EXERCISE OBJECTIVE ▸ Give only the number of lines that contain the word "type".

DATA FOR THIS EXERCISE ▸

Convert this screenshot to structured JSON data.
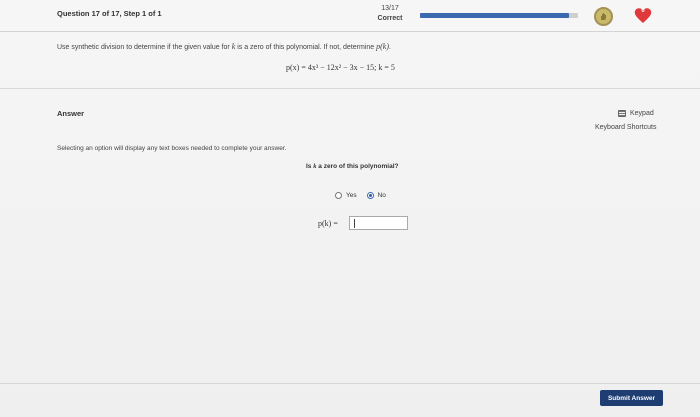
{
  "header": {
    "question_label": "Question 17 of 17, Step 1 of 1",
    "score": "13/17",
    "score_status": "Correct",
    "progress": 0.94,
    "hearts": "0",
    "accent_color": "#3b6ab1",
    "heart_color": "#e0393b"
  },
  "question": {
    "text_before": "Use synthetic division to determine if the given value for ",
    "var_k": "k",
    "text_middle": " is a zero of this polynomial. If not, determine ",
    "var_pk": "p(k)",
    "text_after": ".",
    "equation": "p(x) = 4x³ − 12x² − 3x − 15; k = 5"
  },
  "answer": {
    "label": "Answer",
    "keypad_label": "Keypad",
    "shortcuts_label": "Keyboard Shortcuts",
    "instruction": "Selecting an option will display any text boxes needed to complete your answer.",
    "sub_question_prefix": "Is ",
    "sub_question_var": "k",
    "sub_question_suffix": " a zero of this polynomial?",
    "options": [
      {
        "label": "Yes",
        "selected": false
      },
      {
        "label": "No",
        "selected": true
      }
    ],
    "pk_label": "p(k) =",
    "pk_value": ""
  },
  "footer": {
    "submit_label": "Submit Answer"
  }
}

==

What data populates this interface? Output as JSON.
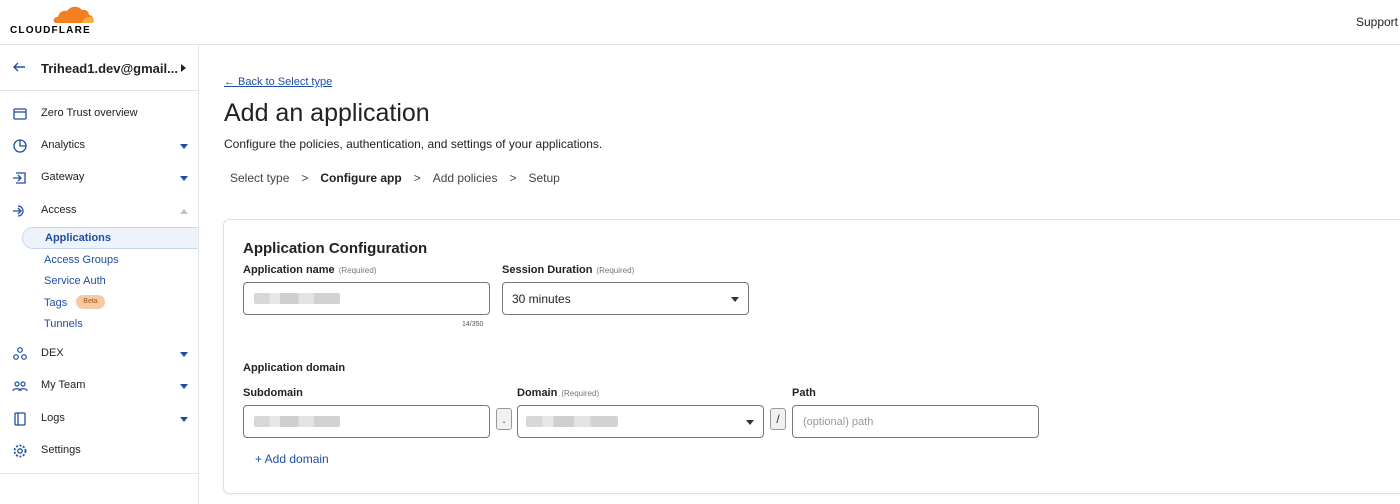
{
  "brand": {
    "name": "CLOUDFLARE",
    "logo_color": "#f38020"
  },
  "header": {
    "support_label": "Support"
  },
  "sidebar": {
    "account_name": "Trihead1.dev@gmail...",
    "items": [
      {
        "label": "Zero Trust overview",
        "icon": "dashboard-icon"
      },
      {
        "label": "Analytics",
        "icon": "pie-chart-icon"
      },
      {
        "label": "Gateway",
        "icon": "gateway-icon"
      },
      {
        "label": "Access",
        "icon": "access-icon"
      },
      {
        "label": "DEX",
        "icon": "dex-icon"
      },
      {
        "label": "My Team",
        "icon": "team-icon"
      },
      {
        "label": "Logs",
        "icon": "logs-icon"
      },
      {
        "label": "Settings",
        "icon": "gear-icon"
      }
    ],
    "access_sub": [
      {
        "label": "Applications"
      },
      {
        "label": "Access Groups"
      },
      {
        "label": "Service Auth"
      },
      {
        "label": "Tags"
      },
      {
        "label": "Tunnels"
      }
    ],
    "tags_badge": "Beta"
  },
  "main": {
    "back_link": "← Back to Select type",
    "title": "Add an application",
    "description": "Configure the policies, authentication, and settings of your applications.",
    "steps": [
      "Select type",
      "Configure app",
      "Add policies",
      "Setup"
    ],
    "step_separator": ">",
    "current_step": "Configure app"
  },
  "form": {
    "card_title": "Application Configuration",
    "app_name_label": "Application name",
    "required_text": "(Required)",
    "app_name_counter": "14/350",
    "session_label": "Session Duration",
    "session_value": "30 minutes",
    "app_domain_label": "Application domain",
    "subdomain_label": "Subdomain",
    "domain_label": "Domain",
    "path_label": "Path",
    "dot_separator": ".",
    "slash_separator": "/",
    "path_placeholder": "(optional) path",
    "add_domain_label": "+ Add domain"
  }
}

OUTPUT OF THE EXERCISE ▸ 2